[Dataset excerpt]
+--

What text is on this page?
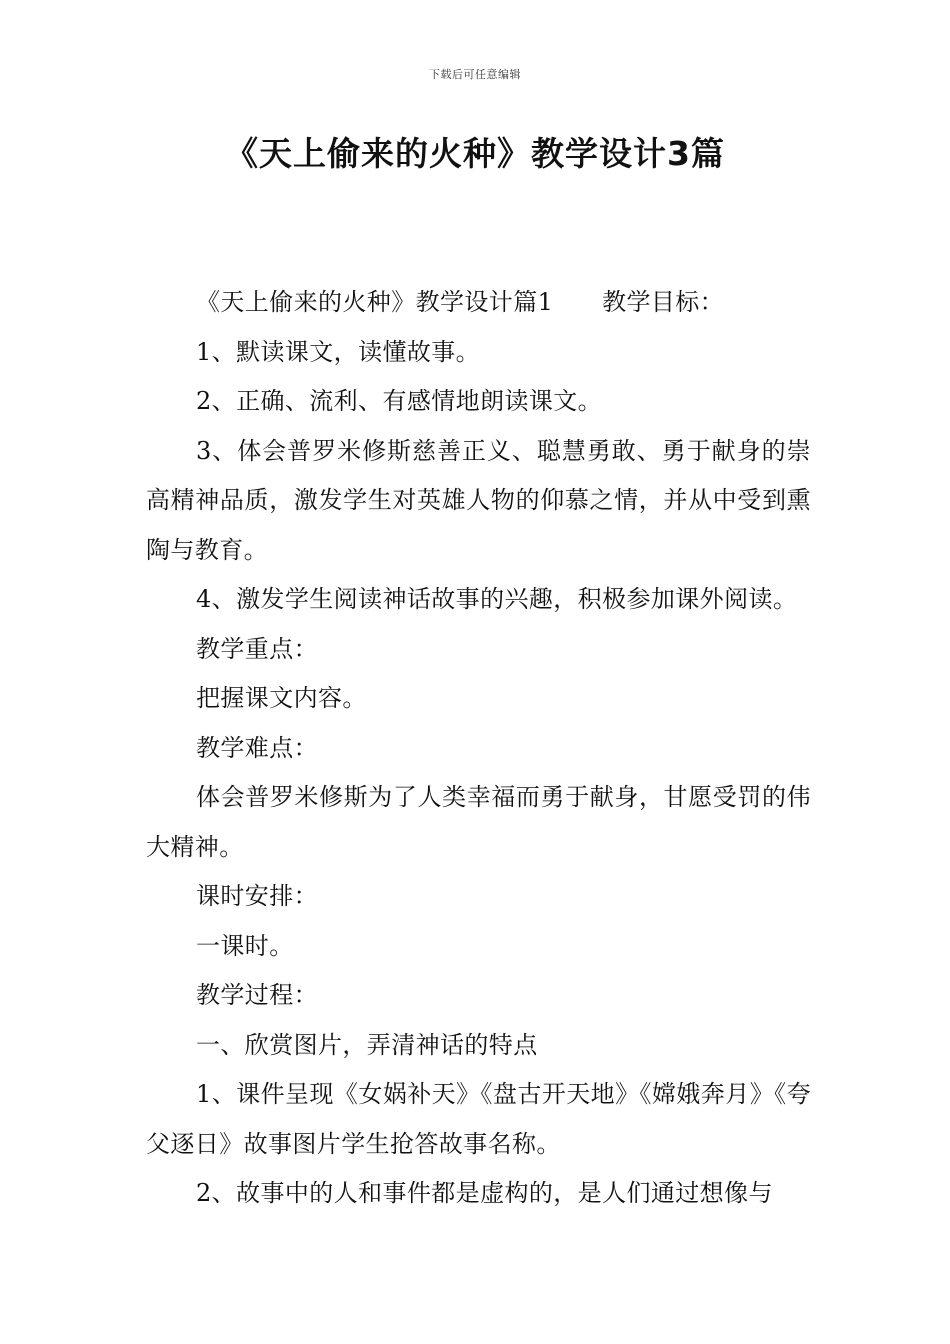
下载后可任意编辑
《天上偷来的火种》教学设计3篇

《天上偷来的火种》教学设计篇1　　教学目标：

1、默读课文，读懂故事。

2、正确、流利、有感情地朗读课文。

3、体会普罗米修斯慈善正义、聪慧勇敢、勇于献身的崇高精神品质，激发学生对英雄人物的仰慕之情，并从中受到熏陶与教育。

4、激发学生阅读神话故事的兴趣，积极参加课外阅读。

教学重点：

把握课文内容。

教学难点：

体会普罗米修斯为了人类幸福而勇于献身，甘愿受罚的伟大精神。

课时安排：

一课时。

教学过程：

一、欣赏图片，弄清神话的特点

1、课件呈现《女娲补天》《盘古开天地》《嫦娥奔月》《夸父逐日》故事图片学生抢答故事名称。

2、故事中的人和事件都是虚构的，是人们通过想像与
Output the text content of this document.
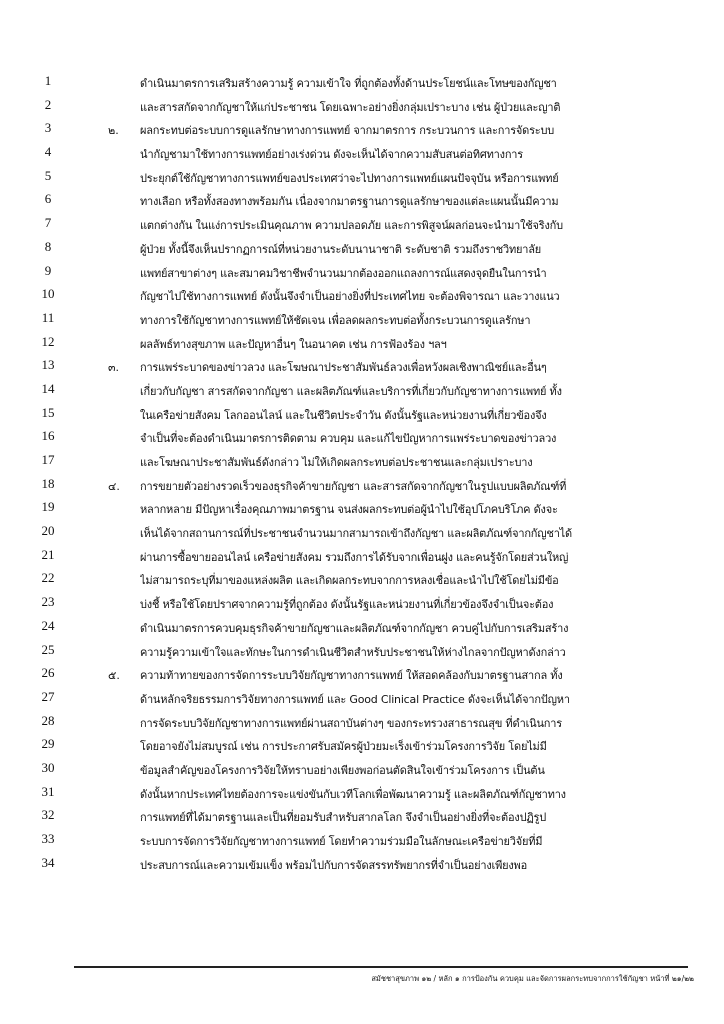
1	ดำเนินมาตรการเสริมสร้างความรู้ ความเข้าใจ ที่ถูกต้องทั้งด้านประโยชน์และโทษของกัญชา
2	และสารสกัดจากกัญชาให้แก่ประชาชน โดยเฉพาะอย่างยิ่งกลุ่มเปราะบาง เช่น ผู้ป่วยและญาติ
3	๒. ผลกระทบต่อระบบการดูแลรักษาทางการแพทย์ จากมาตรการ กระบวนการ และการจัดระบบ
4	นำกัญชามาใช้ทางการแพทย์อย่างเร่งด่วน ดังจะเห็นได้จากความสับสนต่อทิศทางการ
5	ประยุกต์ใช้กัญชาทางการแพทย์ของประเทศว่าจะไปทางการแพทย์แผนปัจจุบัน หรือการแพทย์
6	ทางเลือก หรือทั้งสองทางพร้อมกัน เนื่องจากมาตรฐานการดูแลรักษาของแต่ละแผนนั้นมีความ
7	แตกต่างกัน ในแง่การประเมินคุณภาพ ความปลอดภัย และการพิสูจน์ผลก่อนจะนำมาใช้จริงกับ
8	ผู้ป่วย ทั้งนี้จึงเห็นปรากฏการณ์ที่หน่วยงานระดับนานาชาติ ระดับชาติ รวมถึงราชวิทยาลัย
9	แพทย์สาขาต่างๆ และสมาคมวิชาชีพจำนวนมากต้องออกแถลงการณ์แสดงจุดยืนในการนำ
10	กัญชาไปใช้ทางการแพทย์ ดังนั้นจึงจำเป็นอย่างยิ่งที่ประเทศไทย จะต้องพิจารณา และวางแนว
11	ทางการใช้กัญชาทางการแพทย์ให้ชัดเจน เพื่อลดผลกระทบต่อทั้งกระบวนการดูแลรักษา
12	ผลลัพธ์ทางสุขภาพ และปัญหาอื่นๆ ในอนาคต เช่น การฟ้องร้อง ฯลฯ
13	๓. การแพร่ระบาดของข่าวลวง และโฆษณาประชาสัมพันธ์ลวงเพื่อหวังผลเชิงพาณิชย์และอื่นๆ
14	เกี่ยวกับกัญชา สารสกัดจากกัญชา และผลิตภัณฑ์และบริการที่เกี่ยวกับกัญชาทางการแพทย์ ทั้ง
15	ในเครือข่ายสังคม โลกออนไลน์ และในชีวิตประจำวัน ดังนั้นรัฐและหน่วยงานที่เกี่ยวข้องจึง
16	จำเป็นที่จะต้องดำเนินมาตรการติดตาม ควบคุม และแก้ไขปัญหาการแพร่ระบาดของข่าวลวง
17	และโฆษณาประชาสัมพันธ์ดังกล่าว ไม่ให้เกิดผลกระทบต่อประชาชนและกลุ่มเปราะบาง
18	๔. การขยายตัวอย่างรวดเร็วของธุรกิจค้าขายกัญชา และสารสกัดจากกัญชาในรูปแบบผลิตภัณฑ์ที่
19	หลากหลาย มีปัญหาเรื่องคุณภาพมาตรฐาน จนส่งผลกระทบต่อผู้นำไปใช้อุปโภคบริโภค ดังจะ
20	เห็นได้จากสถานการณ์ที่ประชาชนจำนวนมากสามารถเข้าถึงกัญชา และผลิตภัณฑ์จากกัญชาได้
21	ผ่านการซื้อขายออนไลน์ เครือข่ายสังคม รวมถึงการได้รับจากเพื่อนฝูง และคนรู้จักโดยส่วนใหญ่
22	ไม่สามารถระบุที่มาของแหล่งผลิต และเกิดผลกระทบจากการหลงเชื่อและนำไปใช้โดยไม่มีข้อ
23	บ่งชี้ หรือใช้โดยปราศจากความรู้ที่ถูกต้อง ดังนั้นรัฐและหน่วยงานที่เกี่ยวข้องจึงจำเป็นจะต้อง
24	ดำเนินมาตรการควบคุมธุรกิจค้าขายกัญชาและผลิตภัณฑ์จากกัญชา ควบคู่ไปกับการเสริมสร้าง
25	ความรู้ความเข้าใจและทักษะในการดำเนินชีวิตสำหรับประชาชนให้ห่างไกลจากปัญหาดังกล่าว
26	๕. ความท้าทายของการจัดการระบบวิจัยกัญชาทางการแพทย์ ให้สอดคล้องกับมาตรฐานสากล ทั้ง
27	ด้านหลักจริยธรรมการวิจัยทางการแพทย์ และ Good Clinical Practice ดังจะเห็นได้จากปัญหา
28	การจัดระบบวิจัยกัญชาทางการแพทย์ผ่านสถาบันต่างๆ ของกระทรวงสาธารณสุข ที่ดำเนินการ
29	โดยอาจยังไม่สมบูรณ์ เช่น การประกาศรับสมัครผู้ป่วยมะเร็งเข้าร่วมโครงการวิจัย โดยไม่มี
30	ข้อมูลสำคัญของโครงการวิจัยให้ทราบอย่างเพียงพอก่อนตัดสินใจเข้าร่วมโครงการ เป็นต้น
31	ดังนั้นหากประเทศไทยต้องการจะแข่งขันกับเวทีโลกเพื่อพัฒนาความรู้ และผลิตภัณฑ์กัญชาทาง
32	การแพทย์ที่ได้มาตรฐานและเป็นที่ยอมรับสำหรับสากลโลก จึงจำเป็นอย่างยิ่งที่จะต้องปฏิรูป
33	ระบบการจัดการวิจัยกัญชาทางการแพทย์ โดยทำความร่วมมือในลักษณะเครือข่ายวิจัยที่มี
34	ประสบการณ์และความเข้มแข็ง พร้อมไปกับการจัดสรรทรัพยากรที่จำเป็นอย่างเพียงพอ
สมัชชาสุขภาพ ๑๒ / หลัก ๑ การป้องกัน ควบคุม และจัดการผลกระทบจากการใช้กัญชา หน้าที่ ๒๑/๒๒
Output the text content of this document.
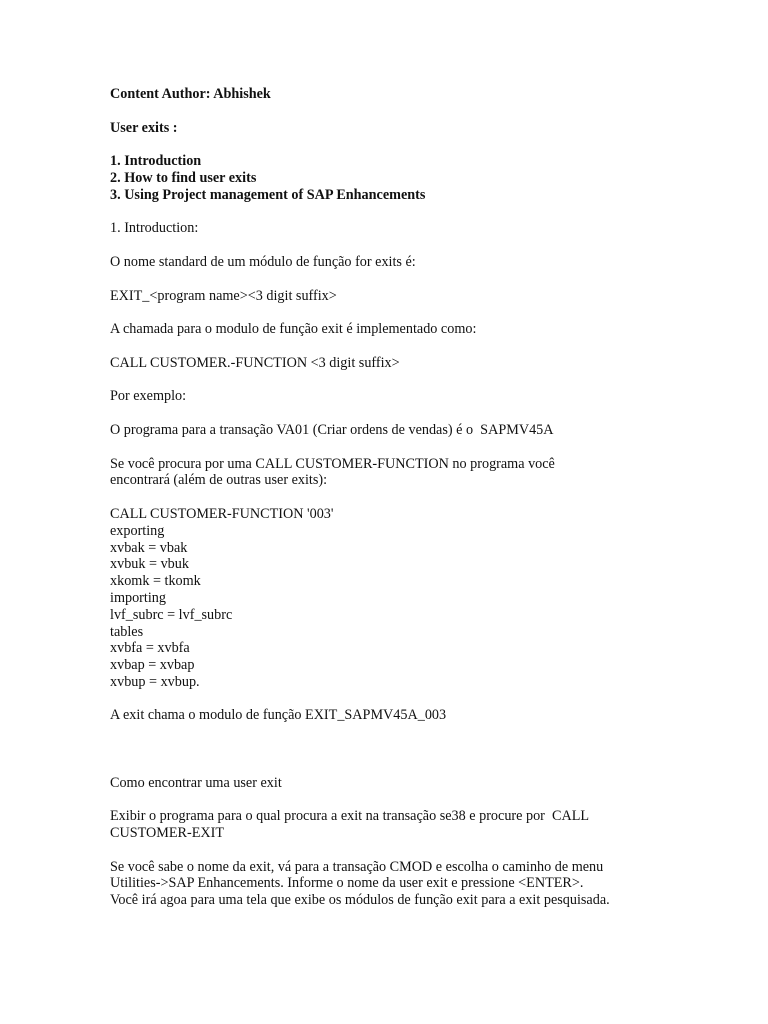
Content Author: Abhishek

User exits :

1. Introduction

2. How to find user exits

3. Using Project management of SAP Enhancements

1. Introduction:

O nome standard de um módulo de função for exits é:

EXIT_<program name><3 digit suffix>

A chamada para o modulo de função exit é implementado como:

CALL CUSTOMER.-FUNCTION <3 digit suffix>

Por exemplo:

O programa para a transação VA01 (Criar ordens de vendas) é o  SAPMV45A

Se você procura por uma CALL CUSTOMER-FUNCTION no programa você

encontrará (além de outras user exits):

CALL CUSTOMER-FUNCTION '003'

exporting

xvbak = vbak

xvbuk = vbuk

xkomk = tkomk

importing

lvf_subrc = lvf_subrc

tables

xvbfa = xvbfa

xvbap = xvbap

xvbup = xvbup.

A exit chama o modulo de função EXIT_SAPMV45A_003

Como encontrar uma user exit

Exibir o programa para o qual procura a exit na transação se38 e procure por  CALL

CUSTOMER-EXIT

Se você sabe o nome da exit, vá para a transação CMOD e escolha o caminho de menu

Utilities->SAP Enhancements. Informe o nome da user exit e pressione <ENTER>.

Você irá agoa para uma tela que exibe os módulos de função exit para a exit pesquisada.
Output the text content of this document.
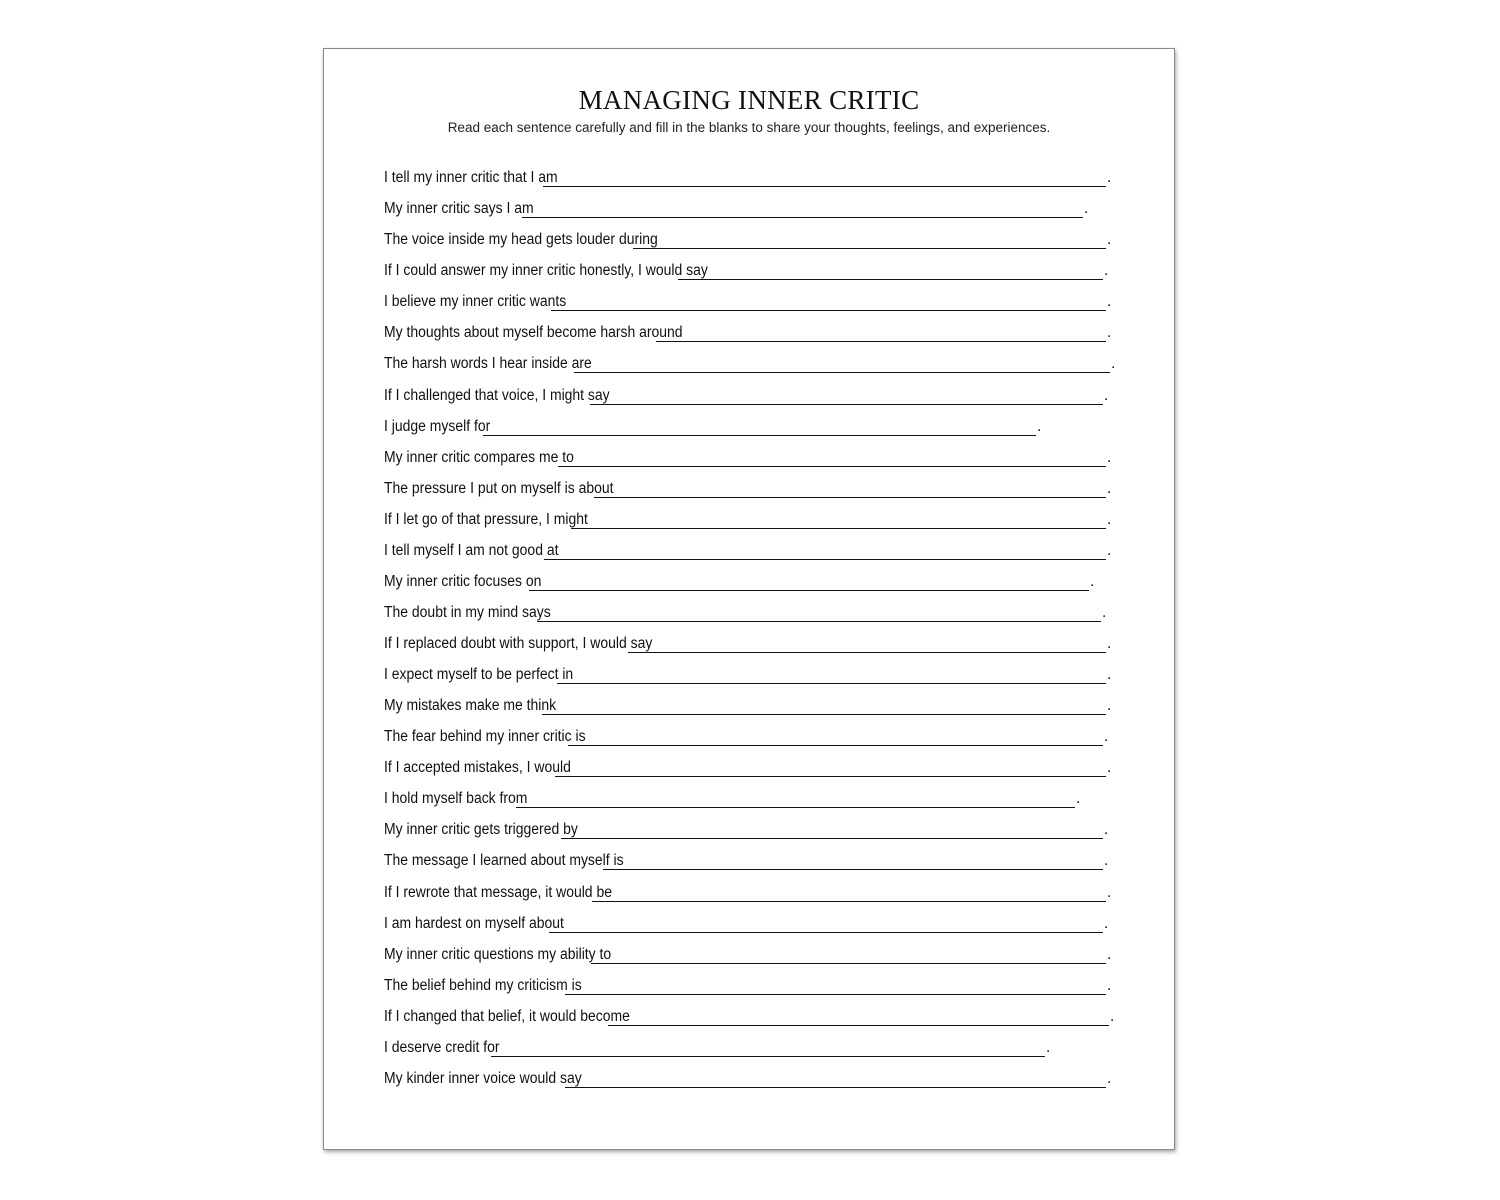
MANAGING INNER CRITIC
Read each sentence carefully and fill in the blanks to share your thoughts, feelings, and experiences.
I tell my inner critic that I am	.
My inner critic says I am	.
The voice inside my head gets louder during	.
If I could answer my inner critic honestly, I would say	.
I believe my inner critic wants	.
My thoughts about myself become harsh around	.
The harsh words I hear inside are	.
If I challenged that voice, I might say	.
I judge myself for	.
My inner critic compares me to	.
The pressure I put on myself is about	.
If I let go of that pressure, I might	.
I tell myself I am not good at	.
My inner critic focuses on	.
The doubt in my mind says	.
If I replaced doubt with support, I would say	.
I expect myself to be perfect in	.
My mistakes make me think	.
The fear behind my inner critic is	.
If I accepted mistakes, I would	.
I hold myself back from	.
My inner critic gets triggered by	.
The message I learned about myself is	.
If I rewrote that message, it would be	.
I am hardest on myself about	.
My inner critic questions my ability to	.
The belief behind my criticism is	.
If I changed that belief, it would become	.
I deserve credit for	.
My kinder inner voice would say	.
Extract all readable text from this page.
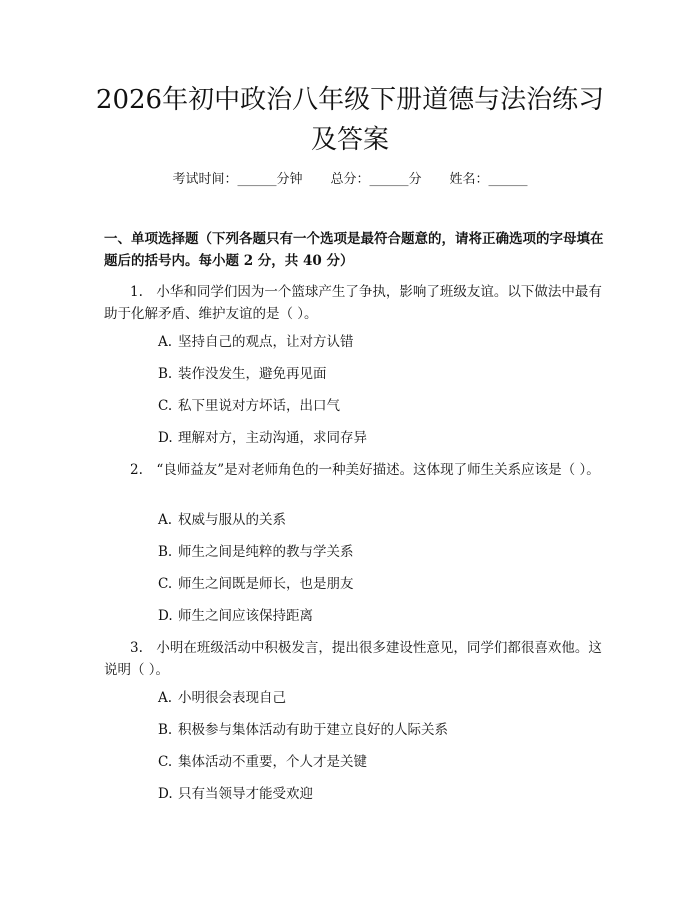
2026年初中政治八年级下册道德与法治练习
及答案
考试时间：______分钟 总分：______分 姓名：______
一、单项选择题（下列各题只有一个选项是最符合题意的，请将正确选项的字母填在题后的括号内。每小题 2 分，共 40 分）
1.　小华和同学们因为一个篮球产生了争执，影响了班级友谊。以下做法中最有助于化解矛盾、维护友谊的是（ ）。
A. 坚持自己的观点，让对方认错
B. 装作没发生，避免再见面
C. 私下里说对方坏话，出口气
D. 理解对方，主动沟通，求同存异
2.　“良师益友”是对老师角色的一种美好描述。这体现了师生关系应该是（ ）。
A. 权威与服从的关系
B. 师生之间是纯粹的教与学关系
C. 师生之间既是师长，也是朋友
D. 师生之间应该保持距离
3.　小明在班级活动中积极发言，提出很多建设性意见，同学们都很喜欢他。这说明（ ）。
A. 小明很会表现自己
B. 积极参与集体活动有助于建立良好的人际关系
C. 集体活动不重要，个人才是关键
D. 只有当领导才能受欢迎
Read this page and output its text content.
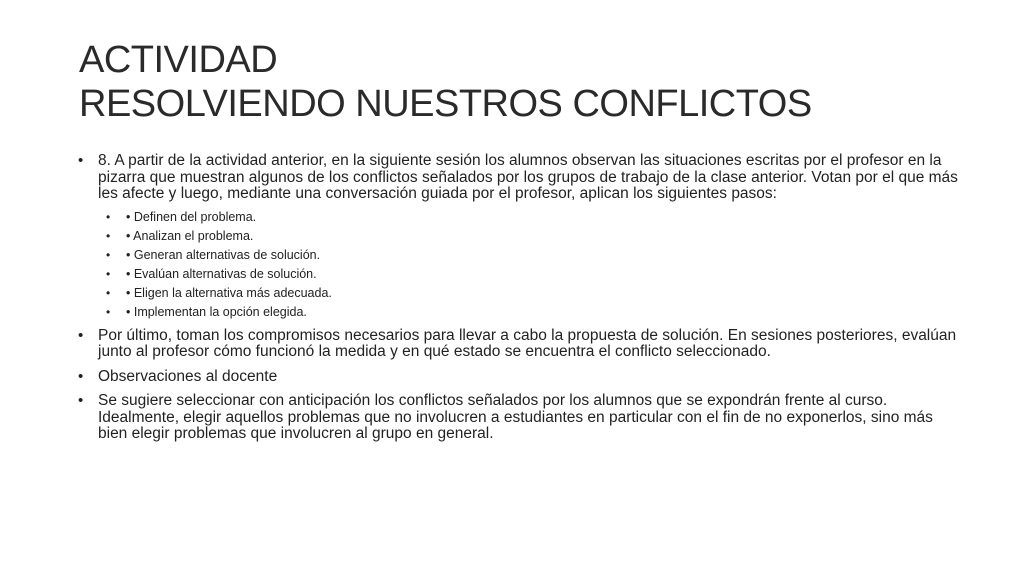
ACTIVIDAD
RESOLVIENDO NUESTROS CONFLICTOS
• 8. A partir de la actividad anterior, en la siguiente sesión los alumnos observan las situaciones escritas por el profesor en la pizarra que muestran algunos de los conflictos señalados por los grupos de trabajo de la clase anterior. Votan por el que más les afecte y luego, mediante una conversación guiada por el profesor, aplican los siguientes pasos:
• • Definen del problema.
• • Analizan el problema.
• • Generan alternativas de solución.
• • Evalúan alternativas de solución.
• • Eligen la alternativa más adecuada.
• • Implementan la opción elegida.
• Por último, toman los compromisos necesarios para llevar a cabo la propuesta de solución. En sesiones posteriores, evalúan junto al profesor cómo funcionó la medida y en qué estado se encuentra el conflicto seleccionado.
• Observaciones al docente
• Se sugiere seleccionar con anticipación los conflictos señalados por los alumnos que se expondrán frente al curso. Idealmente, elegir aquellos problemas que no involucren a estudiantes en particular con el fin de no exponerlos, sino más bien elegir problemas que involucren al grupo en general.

+--

* REQUIRED TASK
What is the number of lines in this listing that contain the word "มเปราะบาง"? Answer with that number and nothing else.

* TASK ANSWER
2